• _元の文章_
▼

「第3のビール」 高くなる?

秋も深まりつつある10月1日、酒税法の改正で、ビール系飲料やワイン、日本酒などの税率が見直されました。この見直しで、「ビール」の税率が下がり、「第3のビール」の税率が上がるというのですが…。“家飲み”を楽しむ人が増える中で、ビールや、ビールに比べて割安なイメージのある第3のビールの値段がどうなるのか、ちょっと気になります。経済部で食品業界を担当する嶋井健太記者、教えて!
ビール系飲料の税率、何がどう変わるんですか?
嶋井記者
ビール系飲料は、「ビール」、「発泡酒」、「第3のビール」という3つに分類されます。
このうちビールは最も税率が高く、第3のビールは最も税率が低いため、割安感があり、家庭で飲む場合、第3のビールを選ぶ人も増えてきています。
しかし今回の見直しでは、高いビールの税率を少し下げ、低い第3のビールの税率を少し上げます。
具体的に、350ミリリットル換算で、9月まで、ビールの税率は77円、第3のビールの税率は28円と、49円も開きがあったんです。
今回の見直しで、ビールは7円の引き下げとなりますが、第3のビールは9.8円の引き上げ。
その結果、ビールの税率は70円、第3のビールの税率は37.8円となり、差が32.2円に縮まります。

実は税率の見直しは今後も段階的に行われ、2026年10月には、ビール、発泡酒、第3のビールの3種類すべての税率54.25円に一本化されるんです。
6年後にはみんな同じ税率になるんですか。なぜそんな見直しが?
嶋井記者
もともと「第3のビール」は、「ビール」の税率が適用されない新しいお酒としてビールメーカー各社が原料などを工夫して開発してきたもの。

▲

• _提供資料_
▼

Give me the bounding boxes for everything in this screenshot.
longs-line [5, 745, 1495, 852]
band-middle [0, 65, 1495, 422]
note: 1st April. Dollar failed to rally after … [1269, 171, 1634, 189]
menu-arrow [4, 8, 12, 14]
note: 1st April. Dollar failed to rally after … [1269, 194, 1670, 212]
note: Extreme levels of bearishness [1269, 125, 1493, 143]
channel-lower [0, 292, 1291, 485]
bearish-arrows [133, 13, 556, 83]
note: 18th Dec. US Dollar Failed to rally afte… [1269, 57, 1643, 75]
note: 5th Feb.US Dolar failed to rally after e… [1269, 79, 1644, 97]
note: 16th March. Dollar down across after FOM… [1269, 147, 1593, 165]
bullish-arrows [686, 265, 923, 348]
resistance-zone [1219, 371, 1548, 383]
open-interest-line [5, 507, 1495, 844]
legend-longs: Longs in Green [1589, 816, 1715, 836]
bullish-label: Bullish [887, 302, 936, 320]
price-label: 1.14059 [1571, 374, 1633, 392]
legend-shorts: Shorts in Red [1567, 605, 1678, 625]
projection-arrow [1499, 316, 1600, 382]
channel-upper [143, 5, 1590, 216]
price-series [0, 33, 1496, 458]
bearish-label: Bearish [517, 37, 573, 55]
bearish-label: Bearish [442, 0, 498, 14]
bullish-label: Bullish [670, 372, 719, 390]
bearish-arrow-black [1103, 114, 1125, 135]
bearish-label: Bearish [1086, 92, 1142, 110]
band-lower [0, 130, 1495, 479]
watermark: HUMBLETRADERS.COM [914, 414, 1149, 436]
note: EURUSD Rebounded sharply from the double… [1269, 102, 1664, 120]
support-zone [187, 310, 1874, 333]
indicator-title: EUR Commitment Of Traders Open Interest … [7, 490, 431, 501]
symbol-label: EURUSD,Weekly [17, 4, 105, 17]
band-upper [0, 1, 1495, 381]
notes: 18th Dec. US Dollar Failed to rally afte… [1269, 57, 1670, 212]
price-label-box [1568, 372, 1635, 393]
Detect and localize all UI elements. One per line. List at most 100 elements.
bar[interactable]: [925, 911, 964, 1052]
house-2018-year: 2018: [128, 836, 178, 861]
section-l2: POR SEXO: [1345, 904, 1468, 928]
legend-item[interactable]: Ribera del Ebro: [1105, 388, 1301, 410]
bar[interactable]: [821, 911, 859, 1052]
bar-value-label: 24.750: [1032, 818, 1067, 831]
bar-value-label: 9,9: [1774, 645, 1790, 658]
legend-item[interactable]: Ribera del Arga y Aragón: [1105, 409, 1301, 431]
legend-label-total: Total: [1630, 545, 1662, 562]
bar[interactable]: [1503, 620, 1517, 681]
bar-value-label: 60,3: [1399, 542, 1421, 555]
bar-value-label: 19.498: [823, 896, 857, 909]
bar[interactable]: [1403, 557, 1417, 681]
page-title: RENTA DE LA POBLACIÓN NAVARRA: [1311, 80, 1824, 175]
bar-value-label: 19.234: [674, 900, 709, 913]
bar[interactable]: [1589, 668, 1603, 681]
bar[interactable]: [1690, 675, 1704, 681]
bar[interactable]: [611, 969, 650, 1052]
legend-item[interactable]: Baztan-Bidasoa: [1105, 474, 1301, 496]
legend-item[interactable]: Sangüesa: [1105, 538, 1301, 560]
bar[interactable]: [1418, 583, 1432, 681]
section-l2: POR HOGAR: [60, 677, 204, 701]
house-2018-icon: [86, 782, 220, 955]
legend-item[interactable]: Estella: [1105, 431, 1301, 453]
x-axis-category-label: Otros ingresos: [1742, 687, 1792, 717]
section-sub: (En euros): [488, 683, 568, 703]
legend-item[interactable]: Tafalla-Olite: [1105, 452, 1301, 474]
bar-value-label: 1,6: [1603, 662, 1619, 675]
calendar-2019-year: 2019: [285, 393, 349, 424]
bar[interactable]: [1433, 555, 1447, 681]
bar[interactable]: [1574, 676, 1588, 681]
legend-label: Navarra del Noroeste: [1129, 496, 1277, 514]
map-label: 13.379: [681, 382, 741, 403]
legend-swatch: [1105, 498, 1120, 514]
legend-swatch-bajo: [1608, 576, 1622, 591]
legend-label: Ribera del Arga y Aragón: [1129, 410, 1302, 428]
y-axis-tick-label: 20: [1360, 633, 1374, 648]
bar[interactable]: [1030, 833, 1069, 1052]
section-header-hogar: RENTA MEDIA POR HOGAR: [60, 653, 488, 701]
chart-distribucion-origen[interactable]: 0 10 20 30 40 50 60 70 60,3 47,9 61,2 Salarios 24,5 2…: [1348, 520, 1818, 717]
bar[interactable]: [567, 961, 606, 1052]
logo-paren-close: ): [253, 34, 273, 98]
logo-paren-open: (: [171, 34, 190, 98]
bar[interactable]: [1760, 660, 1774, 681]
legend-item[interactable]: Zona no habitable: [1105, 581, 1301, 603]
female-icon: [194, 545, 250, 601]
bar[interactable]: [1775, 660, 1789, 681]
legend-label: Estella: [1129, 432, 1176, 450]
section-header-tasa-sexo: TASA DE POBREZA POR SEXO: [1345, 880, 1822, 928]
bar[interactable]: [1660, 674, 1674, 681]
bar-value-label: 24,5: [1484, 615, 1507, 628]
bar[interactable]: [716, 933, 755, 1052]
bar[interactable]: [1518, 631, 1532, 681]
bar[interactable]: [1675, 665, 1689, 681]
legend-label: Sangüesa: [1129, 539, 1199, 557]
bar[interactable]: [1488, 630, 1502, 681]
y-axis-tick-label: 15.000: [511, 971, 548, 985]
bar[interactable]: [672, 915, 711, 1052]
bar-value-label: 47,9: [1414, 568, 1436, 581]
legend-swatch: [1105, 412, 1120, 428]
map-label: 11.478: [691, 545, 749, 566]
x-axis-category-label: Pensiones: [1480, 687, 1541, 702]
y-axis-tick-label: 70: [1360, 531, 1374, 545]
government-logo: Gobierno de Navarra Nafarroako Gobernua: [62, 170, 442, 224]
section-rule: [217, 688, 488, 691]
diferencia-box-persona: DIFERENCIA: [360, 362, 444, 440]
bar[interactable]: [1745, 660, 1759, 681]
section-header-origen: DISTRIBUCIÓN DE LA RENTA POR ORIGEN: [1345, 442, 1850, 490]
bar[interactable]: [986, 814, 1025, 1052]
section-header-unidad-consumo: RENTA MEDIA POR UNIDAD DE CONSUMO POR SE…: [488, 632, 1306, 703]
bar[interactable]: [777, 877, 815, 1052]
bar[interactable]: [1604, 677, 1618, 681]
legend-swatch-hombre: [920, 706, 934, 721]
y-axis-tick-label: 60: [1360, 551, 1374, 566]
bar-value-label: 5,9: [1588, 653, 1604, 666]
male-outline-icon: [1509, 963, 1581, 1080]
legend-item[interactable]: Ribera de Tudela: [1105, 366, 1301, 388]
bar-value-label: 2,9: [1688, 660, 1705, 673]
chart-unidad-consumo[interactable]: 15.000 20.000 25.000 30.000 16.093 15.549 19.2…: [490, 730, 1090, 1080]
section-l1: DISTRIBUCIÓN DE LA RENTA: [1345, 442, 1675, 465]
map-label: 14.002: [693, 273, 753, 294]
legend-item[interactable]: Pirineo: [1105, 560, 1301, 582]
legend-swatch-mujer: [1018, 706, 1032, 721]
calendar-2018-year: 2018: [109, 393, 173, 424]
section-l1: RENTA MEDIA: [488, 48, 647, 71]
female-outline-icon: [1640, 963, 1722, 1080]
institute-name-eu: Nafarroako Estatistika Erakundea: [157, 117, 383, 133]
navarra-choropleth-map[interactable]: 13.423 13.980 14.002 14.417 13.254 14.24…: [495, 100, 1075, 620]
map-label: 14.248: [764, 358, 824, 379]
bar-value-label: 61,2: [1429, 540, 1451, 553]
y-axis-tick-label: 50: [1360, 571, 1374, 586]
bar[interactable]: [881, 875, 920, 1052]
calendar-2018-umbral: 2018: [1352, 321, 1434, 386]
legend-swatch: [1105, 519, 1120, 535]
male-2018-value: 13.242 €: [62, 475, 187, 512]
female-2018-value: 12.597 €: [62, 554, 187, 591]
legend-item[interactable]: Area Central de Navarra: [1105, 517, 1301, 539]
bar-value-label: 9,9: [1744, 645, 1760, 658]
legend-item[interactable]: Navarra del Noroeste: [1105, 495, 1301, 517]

▲

• _課題 1_
第3のビールの記事の「しかし今回の見直しでは、高い」から「25円に一本化されるんです。」まで全部を、「第3のビール」を「新ジャンル」に置き換えて書いてください。
• _課題 2_
第3のビールの記事を、最後の文のあとから続けて書いてください。
これらの行は、別のところから持ってきたものです。

• _回答 1_
しかし今回の見直しでは、高いビールの税率を少し下げ、低い新ジャンルの税率を少し上げます。
具体的に、350ミリリットル換算で、9月まで、ビールの税率は77円、新ジャンルの税率は28円と、49円も開きがあったんです。
今回の見直しで、ビールは7円の引き下げとなりますが、新ジャンルは9.8円の引き上げ。
その結果、ビールの税率は70円、新ジャンルの税率は37.8円となり、差が32.2円に縮まります。

実は税率の見直しは今後も段階的に行われ、2026年10月には、ビール、発泡酒、新ジャンルの3種類すべての税率54.25円に一本化されるんです。

• _回答 2_
見た目や味はビールのようですが、酒税法上はビールではなく、業界では「新ジャンル」と呼ばれています。
キリンの「本麒麟」、アサヒの「クリアアサヒ」、サントリーの「金麦」、サッポロの「ゴールドスター」が代表的な銘柄で、皆さんも実際に飲んだり、テレビのコマーシャルで目にしたりする機会も多いのではないでしょうか。
財務省の資料によると、ビールの課税数量は年々減少傾向。
一方で第3のビールは増加傾向にあります。

2005年度、ビールの課税数量は364万キロリットル。
第3のビールは115万キロリットルでした。
これが2018年度は、ビールが248万キロリットル、第3のビールが203万キロリットルで、ほぼ並んでいます。
政府は、税率に差があることがメーカーの商品開発に影響を与えているとして、段階的に税率の見直しを進めているのです。
なるほど、税率によって価格が平準化されていくのでしょうか。割安な第3のビールを楽しんでいる人たちにとっては、財布への影響も大きそうですが。
嶋井記者
酒税は工場から出荷された段階で課税されます。
実際に店頭での小売価格や外食での販売価格が上がるか下がるかは、それぞれのお店が利益分もあわせて決めていきます。

実際、飲食店の事情は切実で、ビールの税率が下がるといっても、販売価格は下げないという声も聞かれます。
新型コロナウイルスの影響で客足が激減している中、これ以上売り上げを下げられないと値下げに踏み切れないところも少なくないのです。
一方で、値下げに踏み切ったところもあります。
ビアホールなどを全国展開する東京のある飲食チェーンは、10月1日から、10円から30円の値下げに踏み切りました。
代表的な銘柄の生ビールの中ジョッキは、価格が830円から820円に値下げ。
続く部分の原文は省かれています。